§ The task:
Identify and pull out each line of the entries in which "actions" occurs.

◇ ◇ ◇ ◇

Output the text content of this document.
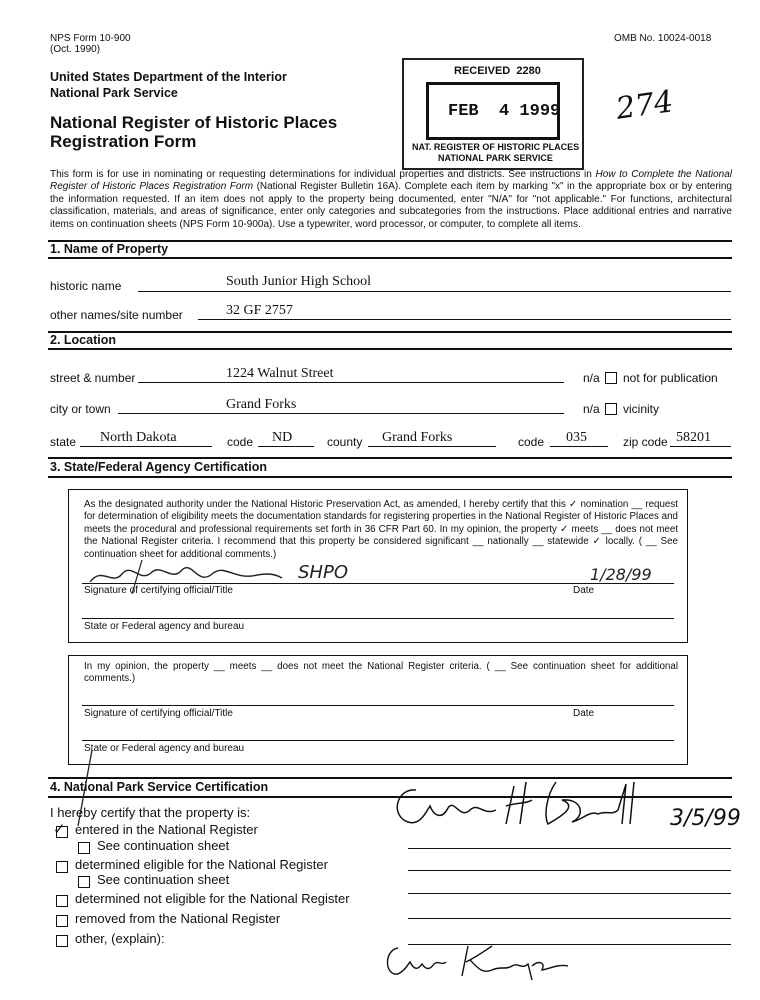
NPS Form 10-900
(Oct. 1990)
OMB No. 10024-0018
United States Department of the Interior
National Park Service
National Register of Historic Places
Registration Form
RECEIVED 2280
FEB 4 1999
NAT. REGISTER OF HISTORIC PLACES
NATIONAL PARK SERVICE
274
This form is for use in nominating or requesting determinations for individual properties and districts. See instructions in How to Complete the National Register of Historic Places Registration Form (National Register Bulletin 16A). Complete each item by marking "x" in the appropriate box or by entering the information requested. If an item does not apply to the property being documented, enter "N/A" for "not applicable." For functions, architectural classification, materials, and areas of significance, enter only categories and subcategories from the instructions. Place additional entries and narrative items on continuation sheets (NPS Form 10-900a). Use a typewriter, word processor, or computer, to complete all items.
1. Name of Property
historic name	South Junior High School
other names/site number	32 GF 2757
2. Location
street & number	1224 Walnut Street	n/a not for publication
city or town	Grand Forks	n/a vicinity
state North Dakota	code ND	county Grand Forks	code 035	zip code 58201
3. State/Federal Agency Certification
As the designated authority under the National Historic Preservation Act, as amended, I hereby certify that this ✓ nomination __ request for determination of eligibility meets the documentation standards for registering properties in the National Register of Historic Places and meets the procedural and professional requirements set forth in 36 CFR Part 60. In my opinion, the property ✓ meets __ does not meet the National Register criteria. I recommend that this property be considered significant __ nationally __ statewide ✓ locally. ( __ See continuation sheet for additional comments.)
Signature of certifying official/Title	Date
SHPO	1/28/99
State or Federal agency and bureau
In my opinion, the property __ meets __ does not meet the National Register criteria. ( __ See continuation sheet for additional comments.)
Signature of certifying official/Title	Date
State or Federal agency and bureau
4. National Park Service Certification
I hereby certify that the property is:
✓ entered in the National Register
See continuation sheet
determined eligible for the National Register
See continuation sheet
determined not eligible for the National Register
removed from the National Register
other, (explain):
3/5/99
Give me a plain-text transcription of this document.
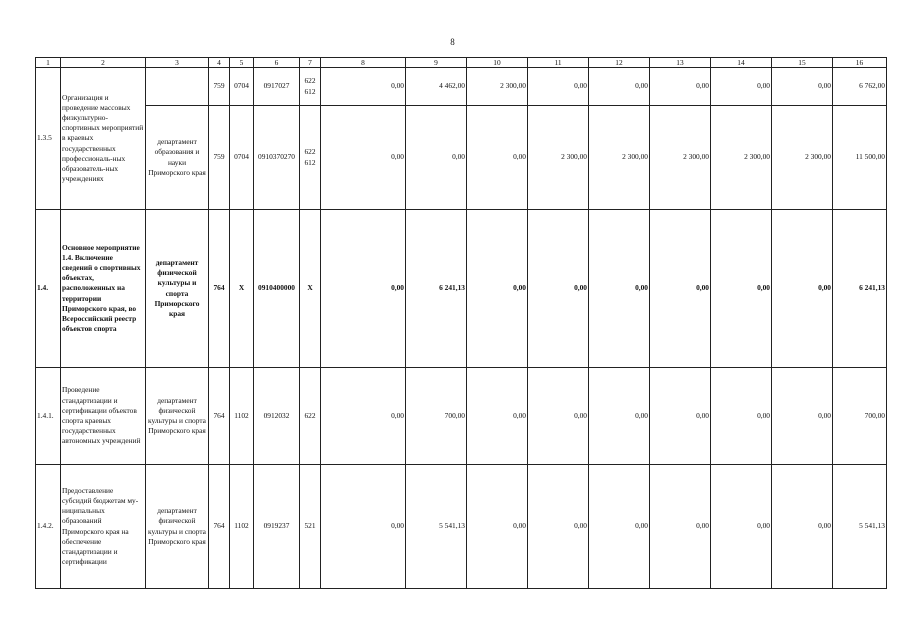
8
1	2	3	4	5	6	7	8	9	10	11	12	13	14	15	16
1.3.5	Организация и проведение массовых физкультурно-спортивных мероприятий в краевых государственных профессиональ-ных образователь-ных учреждениях		759	0704	0917027	622 612	0,00	4 462,00	2 300,00	0,00	0,00	0,00	0,00	0,00	6 762,00
		департамент образования и науки Приморского края	759	0704	0910370270	622 612	0,00	0,00	0,00	2 300,00	2 300,00	2 300,00	2 300,00	2 300,00	11 500,00
1.4.	Основное мероприятие 1.4. Включение сведений о спортивных объектах, расположенных на территории Приморского края, во Всероссийский реестр объектов спорта	департамент физической культуры и спорта Приморского края	764	X	0910400000	X	0,00	6 241,13	0,00	0,00	0,00	0,00	0,00	0,00	6 241,13
1.4.1.	Проведение стандартизации и сертификации объектов спорта краевых государственных автономных учреждений	департамент физической культуры и спорта Приморского края	764	1102	0912032	622	0,00	700,00	0,00	0,00	0,00	0,00	0,00	0,00	700,00
1.4.2.	Предоставление субсидий бюджетам му-ниципальных образований Приморского края на обеспечение стандартизации и сертификации	департамент физической культуры и спорта Приморского края	764	1102	0919237	521	0,00	5 541,13	0,00	0,00	0,00	0,00	0,00	0,00	5 541,13
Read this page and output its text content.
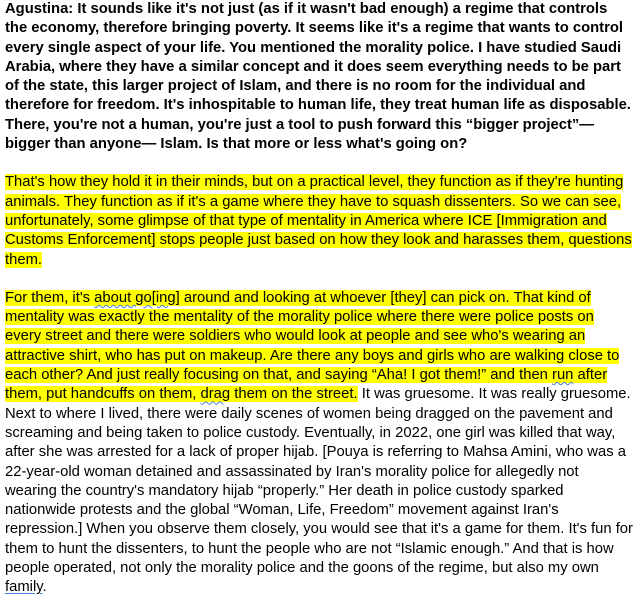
Agustina: It sounds like it's not just (as if it wasn't bad enough) a regime that controls the economy, therefore bringing poverty. It seems like it's a regime that wants to control every single aspect of your life. You mentioned the morality police. I have studied Saudi Arabia, where they have a similar concept and it does seem everything needs to be part of the state, this larger project of Islam, and there is no room for the individual and therefore for freedom. It's inhospitable to human life, they treat human life as disposable. There, you're not a human, you're just a tool to push forward this “bigger project”— bigger than anyone— Islam. Is that more or less what's going on?

That's how they hold it in their minds, but on a practical level, they function as if they're hunting animals. They function as if it's a game where they have to squash dissenters. So we can see, unfortunately, some glimpse of that type of mentality in America where ICE [Immigration and Customs Enforcement] stops people just based on how they look and harasses them, questions them.

For them, it's about go[ing] around and looking at whoever [they] can pick on. That kind of mentality was exactly the mentality of the morality police where there were police posts on every street and there were soldiers who would look at people and see who's wearing an attractive shirt, who has put on makeup. Are there any boys and girls who are walking close to each other? And just really focusing on that, and saying “Aha! I got them!” and then run after them, put handcuffs on them, drag them on the street. It was gruesome. It was really gruesome. Next to where I lived, there were daily scenes of women being dragged on the pavement and screaming and being taken to police custody. Eventually, in 2022, one girl was killed that way, after she was arrested for a lack of proper hijab. [Pouya is referring to Mahsa Amini, who was a 22-year-old woman detained and assassinated by Iran's morality police for allegedly not wearing the country's mandatory hijab “properly.” Her death in police custody sparked nationwide protests and the global “Woman, Life, Freedom” movement against Iran's repression.] When you observe them closely, you would see that it's a game for them. It's fun for them to hunt the dissenters, to hunt the people who are not “Islamic enough.” And that is how people operated, not only the morality police and the goons of the regime, but also my own family.
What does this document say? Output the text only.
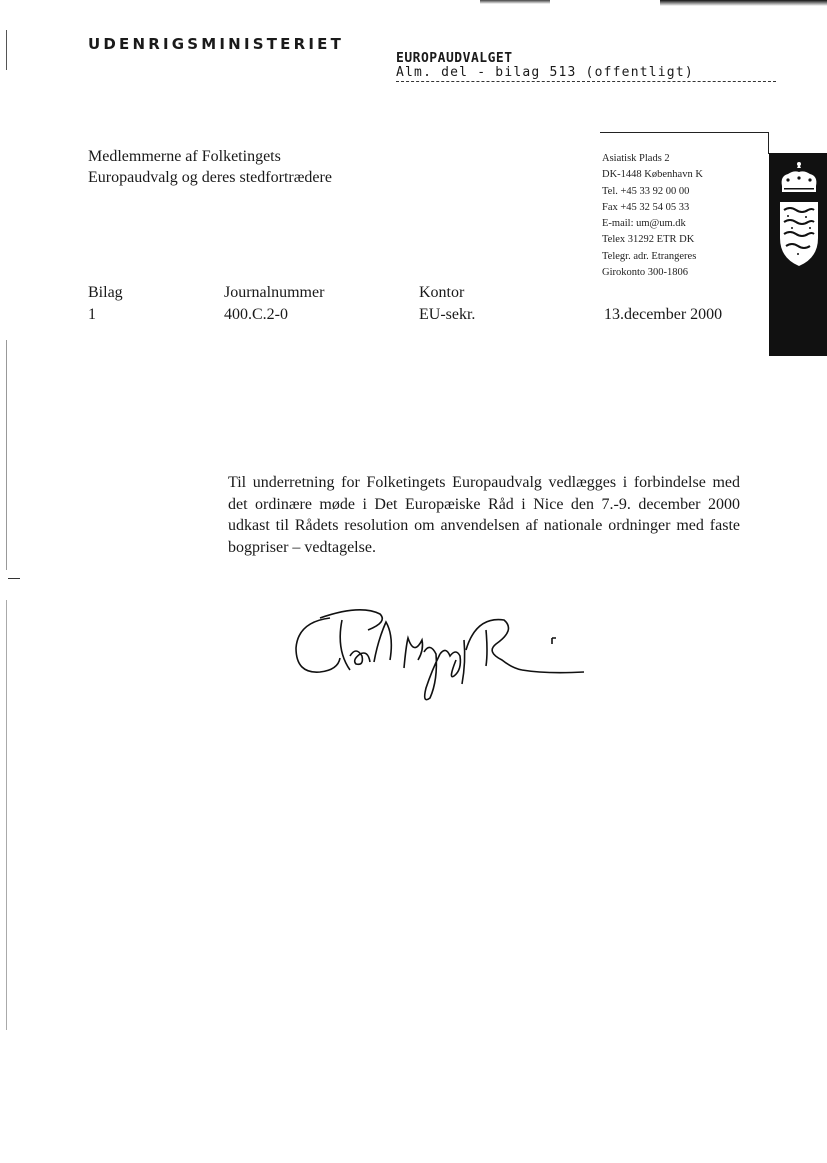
UDENRIGSMINISTERIET
EUROPAUDVALGET
Alm. del - bilag 513 (offentligt)
Medlemmerne af Folketingets
Europaudvalg og deres stedfortrædere
Asiatisk Plads 2
DK-1448 København K
Tel. +45 33 92 00 00
Fax +45 32 54 05 33
E-mail: um@um.dk
Telex 31292 ETR DK
Telegr. adr. Etrangeres
Girokonto 300-1806
Bilag
1
Journalnummer
400.C.2-0
Kontor
EU-sekr.	13.december 2000
Til underretning for Folketingets Europaudvalg vedlægges i forbindelse med det ordinære møde i Det Europæiske Råd i Nice den 7.-9. december 2000 udkast til Rådets resolution om anvendelsen af nationale ordninger med faste bogpriser – vedtagelse.
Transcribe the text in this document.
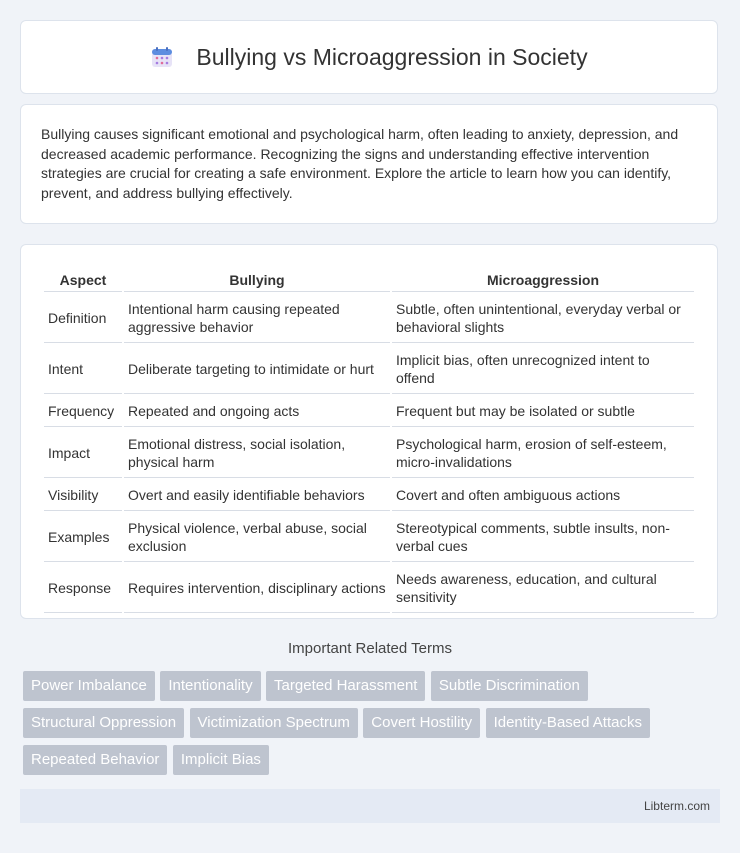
Bullying vs Microaggression in Society

Bullying causes significant emotional and psychological harm, often leading to anxiety, depression, and decreased academic performance. Recognizing the signs and understanding effective intervention strategies are crucial for creating a safe environment. Explore the article to learn how you can identify, prevent, and address bullying effectively.

Aspect	Bullying	Microaggression
Definition	Intentional harm causing repeated aggressive behavior	Subtle, often unintentional, everyday verbal or behavioral slights
Intent	Deliberate targeting to intimidate or hurt	Implicit bias, often unrecognized intent to offend
Frequency	Repeated and ongoing acts	Frequent but may be isolated or subtle
Impact	Emotional distress, social isolation, physical harm	Psychological harm, erosion of self-esteem, micro-invalidations
Visibility	Overt and easily identifiable behaviors	Covert and often ambiguous actions
Examples	Physical violence, verbal abuse, social exclusion	Stereotypical comments, subtle insults, non-verbal cues
Response	Requires intervention, disciplinary actions	Needs awareness, education, and cultural sensitivity
Important Related Terms
Power Imbalance Intentionality Targeted Harassment Subtle Discrimination Structural Oppression Victimization Spectrum Covert Hostility Identity-Based Attacks Repeated Behavior Implicit Bias
Libterm.com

◇ ◇ ◇ ◇

§ Completed exercise:
Visibility	Overt and easily identifiable behaviors	Covert and often ambiguous actions
Response	Requires intervention, disciplinary actions	Needs awareness, education, and cultural sensitivity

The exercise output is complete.